(What to work on): Lines that hold the word "оснований" should be located and copied.

::::

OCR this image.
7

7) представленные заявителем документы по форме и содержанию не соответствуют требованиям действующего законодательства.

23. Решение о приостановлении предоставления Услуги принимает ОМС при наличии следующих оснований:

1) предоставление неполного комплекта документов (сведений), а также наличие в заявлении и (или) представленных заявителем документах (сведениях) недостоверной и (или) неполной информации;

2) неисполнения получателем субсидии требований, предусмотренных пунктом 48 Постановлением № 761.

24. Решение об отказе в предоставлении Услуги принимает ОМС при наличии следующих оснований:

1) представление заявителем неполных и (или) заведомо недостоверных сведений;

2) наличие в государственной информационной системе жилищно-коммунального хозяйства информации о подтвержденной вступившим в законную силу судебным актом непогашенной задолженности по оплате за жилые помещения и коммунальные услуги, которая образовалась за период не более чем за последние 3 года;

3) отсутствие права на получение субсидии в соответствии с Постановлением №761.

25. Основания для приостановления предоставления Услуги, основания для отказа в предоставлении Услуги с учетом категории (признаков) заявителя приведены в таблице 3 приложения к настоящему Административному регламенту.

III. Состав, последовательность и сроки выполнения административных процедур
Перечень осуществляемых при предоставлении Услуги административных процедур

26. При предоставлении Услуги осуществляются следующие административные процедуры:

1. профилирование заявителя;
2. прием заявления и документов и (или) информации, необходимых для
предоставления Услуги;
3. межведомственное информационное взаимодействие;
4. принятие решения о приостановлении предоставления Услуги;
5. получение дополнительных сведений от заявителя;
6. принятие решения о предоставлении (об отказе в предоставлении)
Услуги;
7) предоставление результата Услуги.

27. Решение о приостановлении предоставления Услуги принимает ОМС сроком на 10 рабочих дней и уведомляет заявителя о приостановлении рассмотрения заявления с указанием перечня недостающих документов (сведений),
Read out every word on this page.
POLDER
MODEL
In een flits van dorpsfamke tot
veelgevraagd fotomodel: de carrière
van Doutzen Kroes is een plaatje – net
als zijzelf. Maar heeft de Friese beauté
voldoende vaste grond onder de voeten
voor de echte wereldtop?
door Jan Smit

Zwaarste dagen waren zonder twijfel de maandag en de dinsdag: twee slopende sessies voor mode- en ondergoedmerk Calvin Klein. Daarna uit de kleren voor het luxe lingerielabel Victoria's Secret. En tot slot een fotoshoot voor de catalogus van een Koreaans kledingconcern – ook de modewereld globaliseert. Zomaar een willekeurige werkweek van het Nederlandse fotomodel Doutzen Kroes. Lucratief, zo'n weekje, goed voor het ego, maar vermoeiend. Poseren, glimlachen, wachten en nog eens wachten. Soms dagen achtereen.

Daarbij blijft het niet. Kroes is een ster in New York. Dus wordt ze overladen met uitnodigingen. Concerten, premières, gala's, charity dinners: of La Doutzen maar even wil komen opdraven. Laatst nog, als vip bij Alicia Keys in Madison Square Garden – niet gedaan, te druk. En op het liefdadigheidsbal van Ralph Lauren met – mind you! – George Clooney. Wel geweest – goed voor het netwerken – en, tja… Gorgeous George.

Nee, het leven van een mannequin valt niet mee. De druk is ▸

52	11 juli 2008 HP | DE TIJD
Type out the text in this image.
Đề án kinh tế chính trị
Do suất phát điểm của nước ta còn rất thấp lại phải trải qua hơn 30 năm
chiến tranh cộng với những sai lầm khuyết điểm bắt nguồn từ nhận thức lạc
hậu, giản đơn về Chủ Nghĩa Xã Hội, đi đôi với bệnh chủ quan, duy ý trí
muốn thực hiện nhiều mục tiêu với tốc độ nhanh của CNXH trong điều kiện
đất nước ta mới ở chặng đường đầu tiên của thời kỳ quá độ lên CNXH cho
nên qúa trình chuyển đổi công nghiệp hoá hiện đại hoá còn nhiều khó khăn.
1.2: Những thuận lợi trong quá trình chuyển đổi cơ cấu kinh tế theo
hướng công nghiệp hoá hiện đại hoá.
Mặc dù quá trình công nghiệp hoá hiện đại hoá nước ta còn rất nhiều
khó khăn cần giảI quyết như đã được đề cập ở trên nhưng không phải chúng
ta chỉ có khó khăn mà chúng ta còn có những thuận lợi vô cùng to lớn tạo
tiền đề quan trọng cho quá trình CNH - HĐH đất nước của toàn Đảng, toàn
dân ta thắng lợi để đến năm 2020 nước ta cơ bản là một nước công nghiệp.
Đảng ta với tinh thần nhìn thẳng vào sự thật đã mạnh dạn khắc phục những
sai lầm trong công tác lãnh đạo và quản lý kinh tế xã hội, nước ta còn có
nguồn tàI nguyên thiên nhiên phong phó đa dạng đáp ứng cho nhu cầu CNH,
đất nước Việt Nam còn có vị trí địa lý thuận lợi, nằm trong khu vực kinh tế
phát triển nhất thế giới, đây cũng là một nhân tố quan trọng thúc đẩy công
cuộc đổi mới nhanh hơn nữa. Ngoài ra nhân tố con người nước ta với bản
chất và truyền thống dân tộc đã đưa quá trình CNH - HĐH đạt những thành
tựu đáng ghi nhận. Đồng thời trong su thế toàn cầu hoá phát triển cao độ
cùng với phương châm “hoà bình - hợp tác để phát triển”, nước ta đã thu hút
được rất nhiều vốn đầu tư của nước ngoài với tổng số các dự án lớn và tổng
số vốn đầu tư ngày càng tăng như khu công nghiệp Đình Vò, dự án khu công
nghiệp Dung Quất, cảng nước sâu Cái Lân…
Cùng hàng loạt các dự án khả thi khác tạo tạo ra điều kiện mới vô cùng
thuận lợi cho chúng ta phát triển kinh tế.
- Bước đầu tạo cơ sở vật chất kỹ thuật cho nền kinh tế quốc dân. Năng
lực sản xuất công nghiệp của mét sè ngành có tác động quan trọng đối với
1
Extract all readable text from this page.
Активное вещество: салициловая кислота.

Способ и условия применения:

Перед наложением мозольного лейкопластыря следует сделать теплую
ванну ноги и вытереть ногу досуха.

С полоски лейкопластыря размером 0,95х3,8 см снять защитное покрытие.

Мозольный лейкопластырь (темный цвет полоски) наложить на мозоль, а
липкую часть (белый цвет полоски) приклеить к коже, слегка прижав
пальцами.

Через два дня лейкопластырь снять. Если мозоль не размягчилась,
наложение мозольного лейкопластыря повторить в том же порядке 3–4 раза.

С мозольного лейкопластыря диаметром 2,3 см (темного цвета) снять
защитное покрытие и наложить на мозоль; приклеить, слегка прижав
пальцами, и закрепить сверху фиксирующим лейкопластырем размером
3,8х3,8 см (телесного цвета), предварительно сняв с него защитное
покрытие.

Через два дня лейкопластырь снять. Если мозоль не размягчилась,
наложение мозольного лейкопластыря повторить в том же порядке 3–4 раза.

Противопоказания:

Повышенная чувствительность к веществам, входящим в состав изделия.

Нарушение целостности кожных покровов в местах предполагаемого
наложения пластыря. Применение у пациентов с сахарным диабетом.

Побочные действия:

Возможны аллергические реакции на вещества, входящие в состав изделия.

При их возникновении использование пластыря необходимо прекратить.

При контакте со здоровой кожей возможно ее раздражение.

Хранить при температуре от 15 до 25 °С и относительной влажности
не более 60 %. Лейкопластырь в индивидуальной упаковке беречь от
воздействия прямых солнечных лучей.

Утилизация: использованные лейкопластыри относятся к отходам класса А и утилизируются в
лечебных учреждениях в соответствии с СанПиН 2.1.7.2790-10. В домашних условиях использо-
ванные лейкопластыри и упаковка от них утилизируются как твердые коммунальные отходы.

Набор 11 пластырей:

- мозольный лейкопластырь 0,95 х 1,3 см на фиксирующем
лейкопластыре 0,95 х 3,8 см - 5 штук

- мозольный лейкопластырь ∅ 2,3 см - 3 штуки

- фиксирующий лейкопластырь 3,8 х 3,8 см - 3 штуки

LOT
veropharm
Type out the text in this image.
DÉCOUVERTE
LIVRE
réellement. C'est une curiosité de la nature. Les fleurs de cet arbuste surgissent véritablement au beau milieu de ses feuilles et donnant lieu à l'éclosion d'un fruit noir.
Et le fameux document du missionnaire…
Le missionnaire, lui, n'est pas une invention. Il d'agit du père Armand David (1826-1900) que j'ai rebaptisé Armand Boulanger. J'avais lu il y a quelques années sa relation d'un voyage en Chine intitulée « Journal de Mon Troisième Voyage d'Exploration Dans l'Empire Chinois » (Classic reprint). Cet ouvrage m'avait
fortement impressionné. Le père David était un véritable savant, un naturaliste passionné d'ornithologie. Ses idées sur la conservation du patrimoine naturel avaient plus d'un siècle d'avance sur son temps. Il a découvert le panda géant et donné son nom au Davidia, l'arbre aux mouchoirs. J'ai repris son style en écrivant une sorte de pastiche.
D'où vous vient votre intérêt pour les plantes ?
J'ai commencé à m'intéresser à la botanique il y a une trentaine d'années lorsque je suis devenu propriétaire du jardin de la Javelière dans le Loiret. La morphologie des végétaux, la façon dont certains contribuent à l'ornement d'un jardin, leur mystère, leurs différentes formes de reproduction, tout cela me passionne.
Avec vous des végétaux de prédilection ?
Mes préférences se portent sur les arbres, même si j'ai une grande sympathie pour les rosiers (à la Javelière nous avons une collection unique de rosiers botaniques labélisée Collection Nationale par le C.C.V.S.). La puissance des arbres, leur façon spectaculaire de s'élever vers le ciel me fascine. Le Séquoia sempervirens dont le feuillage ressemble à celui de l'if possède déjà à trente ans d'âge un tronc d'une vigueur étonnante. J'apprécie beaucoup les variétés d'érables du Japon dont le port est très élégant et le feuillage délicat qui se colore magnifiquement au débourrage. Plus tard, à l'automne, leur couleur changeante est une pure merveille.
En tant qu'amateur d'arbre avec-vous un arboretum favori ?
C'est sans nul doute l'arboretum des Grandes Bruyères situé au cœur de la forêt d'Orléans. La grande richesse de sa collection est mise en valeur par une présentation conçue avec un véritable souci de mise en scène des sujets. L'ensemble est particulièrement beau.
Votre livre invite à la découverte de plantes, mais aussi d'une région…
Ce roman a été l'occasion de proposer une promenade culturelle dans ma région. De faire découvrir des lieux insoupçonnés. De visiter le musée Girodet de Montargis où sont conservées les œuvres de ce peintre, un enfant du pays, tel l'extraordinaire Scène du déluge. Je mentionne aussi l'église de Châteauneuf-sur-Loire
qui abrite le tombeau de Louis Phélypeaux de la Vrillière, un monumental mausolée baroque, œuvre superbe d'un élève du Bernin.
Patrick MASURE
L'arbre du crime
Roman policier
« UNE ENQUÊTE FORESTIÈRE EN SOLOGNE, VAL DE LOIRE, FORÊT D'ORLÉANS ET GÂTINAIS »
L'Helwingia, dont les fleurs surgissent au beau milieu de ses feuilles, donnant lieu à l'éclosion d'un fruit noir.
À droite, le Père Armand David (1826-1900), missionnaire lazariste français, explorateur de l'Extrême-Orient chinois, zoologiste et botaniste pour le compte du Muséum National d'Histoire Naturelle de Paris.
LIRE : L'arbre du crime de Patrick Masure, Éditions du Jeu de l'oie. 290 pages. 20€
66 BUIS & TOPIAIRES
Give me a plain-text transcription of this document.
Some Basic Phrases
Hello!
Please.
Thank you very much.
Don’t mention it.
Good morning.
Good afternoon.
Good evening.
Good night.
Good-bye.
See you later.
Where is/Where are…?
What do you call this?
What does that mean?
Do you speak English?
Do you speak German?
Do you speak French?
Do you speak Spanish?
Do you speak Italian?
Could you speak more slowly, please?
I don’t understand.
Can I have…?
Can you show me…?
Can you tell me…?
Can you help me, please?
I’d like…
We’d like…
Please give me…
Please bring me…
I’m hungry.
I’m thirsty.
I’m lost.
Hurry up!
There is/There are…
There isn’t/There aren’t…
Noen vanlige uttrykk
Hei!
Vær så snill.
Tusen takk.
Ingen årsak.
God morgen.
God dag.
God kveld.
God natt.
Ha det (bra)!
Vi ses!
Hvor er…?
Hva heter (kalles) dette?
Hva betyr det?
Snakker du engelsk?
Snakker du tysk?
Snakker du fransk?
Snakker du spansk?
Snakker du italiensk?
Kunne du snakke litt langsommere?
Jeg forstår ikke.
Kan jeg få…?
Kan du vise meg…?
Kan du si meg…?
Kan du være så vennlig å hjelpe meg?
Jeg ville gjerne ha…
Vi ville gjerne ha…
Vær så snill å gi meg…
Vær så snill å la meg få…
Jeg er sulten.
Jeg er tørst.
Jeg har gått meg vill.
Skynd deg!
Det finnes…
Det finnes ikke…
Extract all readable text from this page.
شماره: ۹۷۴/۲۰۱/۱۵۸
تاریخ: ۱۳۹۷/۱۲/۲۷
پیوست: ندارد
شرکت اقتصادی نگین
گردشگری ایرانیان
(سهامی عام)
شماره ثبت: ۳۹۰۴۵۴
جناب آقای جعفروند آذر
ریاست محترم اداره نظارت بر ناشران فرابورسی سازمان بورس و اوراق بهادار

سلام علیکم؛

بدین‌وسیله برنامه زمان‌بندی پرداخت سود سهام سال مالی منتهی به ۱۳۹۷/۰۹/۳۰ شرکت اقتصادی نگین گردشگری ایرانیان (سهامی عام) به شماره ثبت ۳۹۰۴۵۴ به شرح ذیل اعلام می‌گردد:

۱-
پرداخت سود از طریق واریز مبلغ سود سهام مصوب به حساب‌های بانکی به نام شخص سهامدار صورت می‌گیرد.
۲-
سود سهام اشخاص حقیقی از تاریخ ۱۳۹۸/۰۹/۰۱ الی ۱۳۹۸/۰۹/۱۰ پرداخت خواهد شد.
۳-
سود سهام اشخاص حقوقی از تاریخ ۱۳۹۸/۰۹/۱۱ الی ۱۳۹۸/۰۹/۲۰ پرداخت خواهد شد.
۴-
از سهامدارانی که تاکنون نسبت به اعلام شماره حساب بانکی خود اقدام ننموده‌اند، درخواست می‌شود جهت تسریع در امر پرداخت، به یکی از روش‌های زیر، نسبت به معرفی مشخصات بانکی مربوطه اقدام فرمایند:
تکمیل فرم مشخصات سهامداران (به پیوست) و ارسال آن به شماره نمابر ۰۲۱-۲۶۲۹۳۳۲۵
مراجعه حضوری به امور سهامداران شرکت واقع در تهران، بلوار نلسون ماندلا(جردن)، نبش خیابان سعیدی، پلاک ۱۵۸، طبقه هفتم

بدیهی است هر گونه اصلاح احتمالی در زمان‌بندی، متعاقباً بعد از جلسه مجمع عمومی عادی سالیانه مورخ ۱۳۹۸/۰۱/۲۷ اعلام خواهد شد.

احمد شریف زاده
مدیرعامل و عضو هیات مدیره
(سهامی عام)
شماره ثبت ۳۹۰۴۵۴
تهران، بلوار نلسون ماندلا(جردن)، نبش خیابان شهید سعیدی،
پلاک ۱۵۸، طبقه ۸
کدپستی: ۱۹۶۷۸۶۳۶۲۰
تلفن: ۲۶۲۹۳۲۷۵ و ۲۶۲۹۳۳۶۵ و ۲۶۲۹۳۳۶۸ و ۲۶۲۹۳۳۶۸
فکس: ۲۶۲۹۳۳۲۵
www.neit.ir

::::

(The reply):
23. Решение о приостановлении предоставления Услуги принимает ОМС при наличии следующих оснований:
24. Решение об отказе в предоставлении Услуги принимает ОМС при наличии следующих оснований:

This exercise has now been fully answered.